= Beginning of Section =

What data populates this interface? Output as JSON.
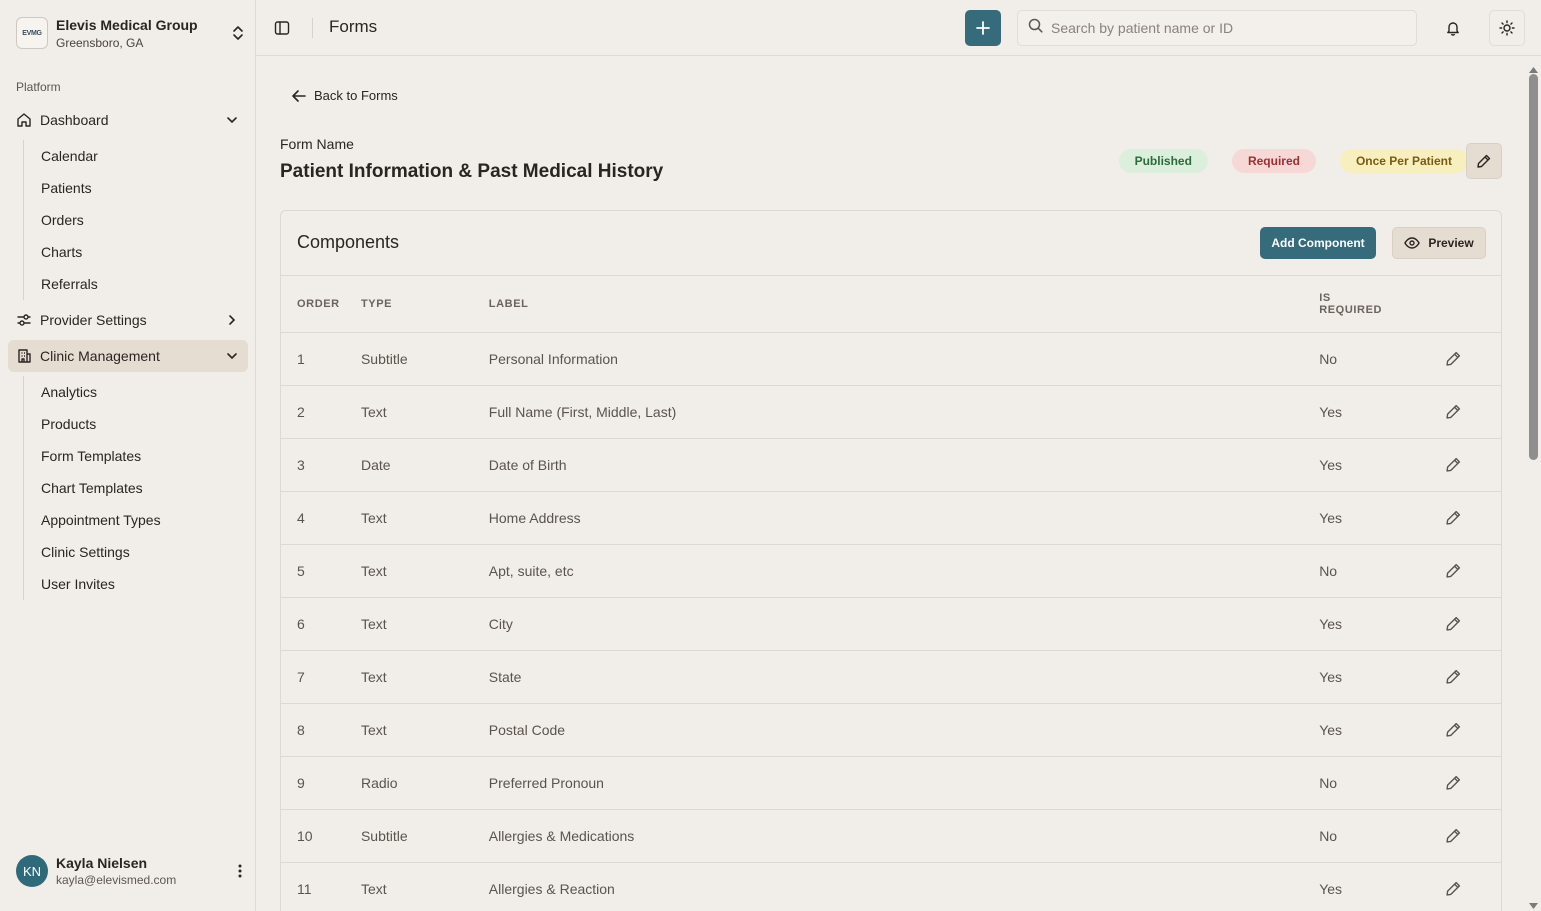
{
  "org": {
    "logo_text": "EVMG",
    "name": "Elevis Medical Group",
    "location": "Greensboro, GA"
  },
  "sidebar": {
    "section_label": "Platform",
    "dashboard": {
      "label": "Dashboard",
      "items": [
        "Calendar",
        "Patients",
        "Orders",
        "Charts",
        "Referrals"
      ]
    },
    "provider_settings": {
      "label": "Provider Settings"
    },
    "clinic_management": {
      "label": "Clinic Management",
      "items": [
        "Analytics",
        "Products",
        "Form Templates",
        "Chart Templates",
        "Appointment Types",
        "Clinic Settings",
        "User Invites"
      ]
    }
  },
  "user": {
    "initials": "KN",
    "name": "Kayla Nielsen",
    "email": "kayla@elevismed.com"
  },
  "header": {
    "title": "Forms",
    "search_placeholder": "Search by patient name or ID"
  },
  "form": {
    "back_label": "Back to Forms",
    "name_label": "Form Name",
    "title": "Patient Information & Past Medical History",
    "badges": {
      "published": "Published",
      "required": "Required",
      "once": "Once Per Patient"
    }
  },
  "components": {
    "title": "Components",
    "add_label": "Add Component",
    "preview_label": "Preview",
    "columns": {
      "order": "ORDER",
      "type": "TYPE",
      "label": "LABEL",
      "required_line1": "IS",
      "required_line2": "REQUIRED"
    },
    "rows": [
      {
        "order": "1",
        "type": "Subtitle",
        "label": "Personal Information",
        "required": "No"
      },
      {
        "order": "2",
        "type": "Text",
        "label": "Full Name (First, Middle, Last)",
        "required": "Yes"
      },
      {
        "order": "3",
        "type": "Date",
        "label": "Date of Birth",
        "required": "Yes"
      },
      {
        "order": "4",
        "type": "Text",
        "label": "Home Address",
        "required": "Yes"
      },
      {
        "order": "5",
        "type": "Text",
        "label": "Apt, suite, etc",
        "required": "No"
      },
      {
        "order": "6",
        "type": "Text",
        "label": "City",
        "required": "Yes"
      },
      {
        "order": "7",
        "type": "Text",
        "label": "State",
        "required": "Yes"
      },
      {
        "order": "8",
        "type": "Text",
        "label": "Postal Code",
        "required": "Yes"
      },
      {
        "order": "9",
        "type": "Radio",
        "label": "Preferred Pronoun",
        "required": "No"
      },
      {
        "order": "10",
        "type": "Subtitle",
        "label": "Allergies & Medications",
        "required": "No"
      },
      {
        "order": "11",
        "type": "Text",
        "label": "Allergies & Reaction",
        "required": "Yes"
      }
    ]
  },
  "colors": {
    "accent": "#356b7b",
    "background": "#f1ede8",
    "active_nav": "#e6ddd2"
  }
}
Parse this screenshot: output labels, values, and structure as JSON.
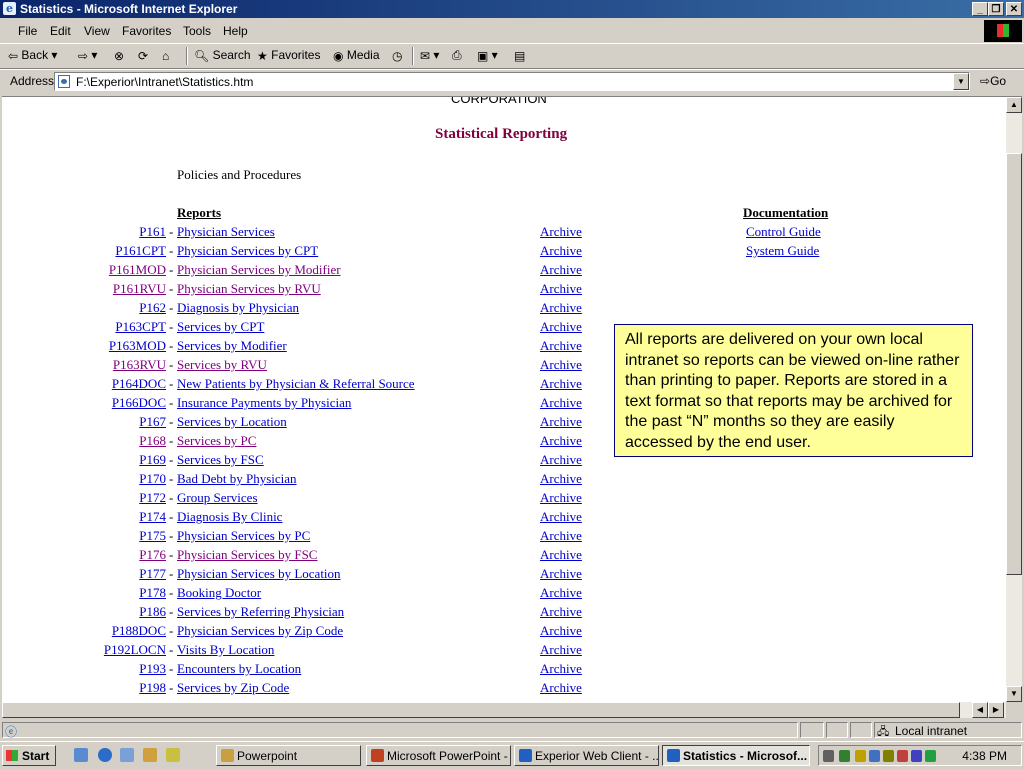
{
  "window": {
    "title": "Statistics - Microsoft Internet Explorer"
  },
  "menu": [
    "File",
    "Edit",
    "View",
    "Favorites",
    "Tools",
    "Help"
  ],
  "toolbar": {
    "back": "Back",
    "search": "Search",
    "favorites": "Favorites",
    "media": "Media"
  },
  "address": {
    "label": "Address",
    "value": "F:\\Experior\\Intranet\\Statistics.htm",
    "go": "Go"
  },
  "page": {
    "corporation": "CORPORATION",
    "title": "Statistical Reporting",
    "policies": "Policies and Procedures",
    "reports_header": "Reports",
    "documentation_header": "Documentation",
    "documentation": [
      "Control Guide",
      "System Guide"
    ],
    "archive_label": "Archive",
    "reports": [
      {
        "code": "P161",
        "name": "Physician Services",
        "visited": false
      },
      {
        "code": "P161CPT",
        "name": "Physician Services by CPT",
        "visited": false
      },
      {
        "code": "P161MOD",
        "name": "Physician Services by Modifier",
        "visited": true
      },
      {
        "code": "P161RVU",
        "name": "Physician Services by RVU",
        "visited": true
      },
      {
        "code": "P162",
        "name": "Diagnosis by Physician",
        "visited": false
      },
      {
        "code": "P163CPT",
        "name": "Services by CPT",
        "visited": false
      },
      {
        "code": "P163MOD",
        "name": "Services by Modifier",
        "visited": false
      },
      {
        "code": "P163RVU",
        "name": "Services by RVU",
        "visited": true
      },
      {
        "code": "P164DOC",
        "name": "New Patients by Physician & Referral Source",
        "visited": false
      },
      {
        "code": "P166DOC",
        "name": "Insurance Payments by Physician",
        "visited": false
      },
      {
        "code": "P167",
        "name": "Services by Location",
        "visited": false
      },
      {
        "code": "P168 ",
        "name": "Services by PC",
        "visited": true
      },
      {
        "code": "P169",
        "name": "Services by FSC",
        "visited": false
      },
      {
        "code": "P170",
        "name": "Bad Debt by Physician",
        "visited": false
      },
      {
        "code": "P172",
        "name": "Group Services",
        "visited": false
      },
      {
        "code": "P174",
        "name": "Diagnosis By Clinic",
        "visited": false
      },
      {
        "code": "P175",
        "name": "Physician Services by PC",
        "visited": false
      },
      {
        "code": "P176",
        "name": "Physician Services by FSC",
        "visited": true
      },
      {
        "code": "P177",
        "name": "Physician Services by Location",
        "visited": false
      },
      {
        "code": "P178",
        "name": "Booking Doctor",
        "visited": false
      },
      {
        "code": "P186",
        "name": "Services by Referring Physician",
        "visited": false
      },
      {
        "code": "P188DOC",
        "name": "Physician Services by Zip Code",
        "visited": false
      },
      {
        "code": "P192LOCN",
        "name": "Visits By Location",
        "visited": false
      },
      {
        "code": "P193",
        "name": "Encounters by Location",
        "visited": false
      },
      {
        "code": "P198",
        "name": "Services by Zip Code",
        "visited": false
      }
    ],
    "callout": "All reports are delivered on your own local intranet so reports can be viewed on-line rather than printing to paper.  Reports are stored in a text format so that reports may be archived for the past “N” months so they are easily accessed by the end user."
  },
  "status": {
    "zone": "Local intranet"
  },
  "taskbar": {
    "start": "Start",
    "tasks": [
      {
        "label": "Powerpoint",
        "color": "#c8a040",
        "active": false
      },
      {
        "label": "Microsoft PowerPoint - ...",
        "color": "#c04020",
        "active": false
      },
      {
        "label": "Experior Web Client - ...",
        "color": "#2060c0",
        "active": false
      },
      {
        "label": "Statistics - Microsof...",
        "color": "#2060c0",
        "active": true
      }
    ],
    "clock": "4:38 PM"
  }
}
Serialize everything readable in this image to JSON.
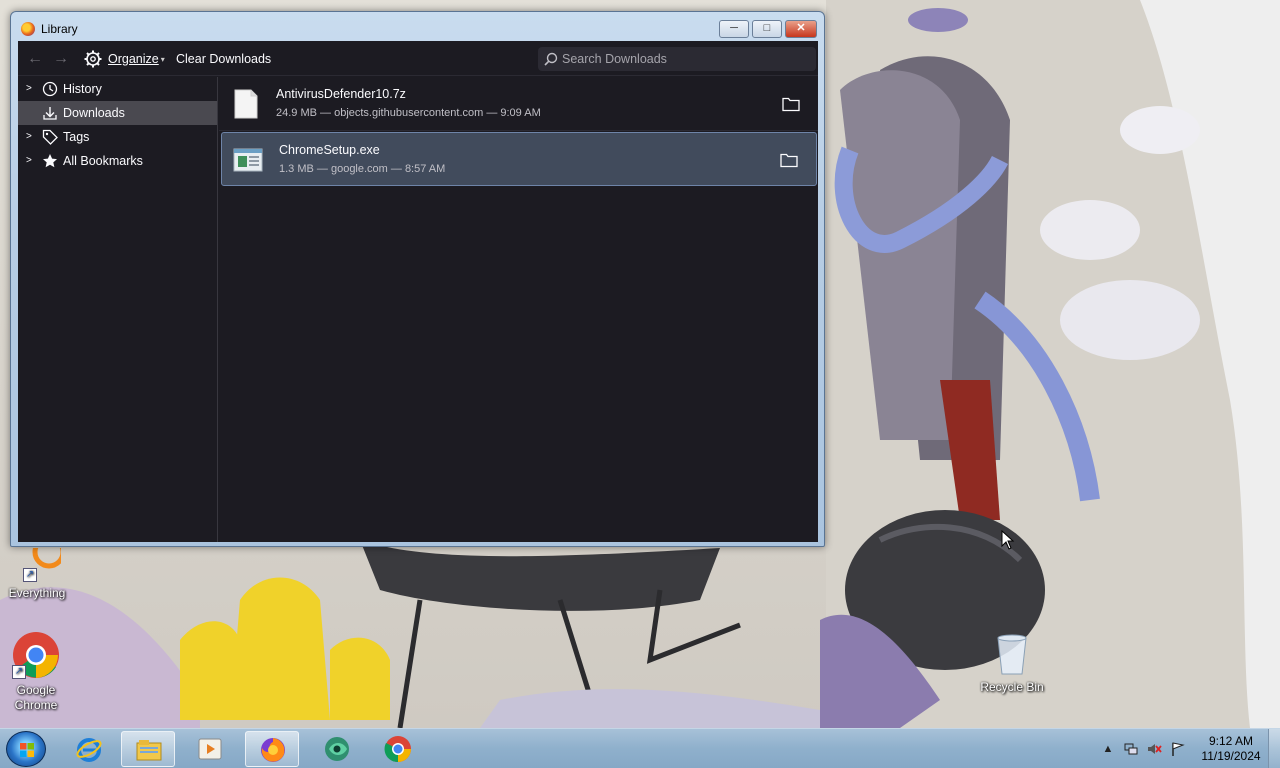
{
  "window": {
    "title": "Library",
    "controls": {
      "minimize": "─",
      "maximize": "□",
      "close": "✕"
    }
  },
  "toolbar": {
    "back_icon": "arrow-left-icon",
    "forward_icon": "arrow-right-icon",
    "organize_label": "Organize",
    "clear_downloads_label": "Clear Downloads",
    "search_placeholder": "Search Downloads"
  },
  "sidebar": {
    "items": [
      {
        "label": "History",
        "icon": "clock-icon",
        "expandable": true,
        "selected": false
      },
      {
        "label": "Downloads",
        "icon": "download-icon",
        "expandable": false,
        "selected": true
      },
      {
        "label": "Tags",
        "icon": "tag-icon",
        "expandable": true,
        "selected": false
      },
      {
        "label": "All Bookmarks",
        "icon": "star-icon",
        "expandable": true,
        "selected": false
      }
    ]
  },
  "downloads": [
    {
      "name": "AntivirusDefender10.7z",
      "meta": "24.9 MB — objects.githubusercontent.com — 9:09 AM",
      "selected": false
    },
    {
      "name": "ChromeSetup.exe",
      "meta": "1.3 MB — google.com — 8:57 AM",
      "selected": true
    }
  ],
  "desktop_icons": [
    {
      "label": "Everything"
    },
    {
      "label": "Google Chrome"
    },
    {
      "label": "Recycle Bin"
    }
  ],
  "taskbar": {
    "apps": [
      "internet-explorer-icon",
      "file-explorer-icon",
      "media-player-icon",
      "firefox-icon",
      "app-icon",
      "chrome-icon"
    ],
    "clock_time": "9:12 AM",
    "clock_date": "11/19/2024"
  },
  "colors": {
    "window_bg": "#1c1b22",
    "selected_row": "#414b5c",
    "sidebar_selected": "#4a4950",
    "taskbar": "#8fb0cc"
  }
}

= End of Section =

### [Task goal]
Which lines of the entries above contain the word "Statistics"? Copy each of them.

### [Written response]
    "title": "Statistics - Microsoft Internet Explorer"
    "value": "F:\\Experior\\Intranet\\Statistics.htm",
        "label": "Statistics - Microsof...",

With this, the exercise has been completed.